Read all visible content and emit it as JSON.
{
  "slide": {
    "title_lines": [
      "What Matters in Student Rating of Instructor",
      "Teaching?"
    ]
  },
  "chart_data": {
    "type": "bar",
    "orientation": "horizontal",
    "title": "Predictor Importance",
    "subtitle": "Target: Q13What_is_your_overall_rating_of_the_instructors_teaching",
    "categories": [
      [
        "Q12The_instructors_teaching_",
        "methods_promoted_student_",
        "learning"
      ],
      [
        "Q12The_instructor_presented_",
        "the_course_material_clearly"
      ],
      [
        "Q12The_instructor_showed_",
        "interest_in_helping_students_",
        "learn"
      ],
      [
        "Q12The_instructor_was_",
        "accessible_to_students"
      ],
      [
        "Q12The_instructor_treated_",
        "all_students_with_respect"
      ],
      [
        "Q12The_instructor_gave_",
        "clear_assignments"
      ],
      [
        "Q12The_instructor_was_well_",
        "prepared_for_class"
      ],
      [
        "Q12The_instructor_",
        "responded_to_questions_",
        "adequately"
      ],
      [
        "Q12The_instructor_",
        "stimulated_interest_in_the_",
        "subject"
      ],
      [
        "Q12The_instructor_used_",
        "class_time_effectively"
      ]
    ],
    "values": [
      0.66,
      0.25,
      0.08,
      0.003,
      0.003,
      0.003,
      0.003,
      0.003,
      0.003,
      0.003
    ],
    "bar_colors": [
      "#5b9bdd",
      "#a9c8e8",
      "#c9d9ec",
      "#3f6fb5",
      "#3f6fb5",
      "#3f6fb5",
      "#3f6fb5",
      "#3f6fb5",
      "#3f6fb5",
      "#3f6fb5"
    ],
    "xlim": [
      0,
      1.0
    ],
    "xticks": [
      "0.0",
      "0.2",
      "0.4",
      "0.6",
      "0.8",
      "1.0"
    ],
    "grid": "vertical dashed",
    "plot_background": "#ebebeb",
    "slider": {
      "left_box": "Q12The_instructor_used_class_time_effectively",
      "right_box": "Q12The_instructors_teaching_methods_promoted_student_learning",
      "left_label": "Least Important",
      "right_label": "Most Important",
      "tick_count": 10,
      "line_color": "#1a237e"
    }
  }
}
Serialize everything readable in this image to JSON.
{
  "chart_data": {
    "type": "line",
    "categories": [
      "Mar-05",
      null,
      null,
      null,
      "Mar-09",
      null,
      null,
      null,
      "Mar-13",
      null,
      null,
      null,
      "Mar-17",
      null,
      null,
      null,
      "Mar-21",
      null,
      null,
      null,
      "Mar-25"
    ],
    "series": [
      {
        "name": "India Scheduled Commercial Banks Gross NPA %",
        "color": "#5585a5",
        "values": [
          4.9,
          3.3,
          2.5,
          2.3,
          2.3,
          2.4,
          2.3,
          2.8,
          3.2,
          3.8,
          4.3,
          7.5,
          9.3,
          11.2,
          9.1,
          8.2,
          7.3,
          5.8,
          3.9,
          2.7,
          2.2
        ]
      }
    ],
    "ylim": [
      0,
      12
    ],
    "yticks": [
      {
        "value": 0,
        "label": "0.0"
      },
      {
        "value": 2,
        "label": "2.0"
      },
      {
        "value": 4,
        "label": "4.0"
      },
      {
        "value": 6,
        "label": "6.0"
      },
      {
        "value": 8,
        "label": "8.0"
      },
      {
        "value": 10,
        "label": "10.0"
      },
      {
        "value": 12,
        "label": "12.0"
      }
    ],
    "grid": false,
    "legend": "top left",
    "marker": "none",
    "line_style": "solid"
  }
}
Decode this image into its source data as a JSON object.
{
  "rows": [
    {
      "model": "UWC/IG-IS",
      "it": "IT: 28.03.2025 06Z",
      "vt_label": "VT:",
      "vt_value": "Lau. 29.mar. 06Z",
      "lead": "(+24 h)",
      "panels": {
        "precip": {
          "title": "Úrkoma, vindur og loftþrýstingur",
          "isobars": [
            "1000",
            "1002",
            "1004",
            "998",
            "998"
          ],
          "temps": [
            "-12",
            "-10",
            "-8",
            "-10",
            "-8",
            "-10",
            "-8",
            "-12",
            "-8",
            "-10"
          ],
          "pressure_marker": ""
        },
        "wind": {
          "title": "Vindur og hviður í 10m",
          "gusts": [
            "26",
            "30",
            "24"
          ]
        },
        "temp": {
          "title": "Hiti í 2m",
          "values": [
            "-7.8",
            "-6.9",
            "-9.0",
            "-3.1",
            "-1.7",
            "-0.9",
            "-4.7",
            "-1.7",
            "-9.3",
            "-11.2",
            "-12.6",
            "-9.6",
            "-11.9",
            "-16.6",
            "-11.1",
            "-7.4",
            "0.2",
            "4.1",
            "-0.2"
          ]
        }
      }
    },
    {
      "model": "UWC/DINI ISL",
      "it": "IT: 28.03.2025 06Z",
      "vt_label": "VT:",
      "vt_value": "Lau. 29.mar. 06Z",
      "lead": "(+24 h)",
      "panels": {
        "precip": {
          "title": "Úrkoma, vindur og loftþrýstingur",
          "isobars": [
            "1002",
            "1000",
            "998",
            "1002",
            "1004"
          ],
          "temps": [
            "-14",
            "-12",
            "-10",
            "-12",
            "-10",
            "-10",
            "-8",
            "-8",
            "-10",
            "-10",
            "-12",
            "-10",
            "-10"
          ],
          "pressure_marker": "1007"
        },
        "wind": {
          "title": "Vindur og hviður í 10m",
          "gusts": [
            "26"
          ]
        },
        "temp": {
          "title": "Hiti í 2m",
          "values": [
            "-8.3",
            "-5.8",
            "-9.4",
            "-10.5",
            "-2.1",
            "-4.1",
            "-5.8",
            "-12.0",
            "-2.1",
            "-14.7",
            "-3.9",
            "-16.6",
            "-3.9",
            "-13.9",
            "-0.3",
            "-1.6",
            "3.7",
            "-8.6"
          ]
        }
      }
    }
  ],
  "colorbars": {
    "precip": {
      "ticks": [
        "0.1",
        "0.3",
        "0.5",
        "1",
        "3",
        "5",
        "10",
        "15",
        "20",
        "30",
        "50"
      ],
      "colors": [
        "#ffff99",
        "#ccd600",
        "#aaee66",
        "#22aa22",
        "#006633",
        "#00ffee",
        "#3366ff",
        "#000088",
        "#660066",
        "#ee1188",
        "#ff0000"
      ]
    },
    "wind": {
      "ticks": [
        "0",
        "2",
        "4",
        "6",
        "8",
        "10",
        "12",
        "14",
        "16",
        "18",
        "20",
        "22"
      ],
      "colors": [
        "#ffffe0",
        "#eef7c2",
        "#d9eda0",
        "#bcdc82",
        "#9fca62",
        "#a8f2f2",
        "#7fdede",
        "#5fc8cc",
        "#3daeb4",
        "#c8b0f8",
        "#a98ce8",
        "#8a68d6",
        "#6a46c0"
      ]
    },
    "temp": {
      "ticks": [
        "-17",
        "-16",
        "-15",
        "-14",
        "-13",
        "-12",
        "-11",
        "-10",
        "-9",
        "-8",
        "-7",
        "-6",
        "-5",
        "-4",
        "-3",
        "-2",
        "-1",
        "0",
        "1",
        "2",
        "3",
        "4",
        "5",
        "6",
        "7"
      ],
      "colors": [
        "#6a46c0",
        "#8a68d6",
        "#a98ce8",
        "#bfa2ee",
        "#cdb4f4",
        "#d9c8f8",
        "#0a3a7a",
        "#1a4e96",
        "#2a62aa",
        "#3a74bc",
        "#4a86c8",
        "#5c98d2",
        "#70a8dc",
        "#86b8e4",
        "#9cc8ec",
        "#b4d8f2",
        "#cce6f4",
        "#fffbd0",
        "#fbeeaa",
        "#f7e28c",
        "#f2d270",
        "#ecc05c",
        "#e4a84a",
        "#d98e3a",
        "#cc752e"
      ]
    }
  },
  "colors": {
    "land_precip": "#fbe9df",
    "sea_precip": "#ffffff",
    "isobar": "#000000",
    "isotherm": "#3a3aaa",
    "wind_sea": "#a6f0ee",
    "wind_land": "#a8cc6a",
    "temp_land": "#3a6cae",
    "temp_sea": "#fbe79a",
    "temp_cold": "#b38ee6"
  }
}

▶ [Goal of the exercise]
Within the data above, count the lines that contain the string "this"; the reply is the number alone.

▶ [Response]
2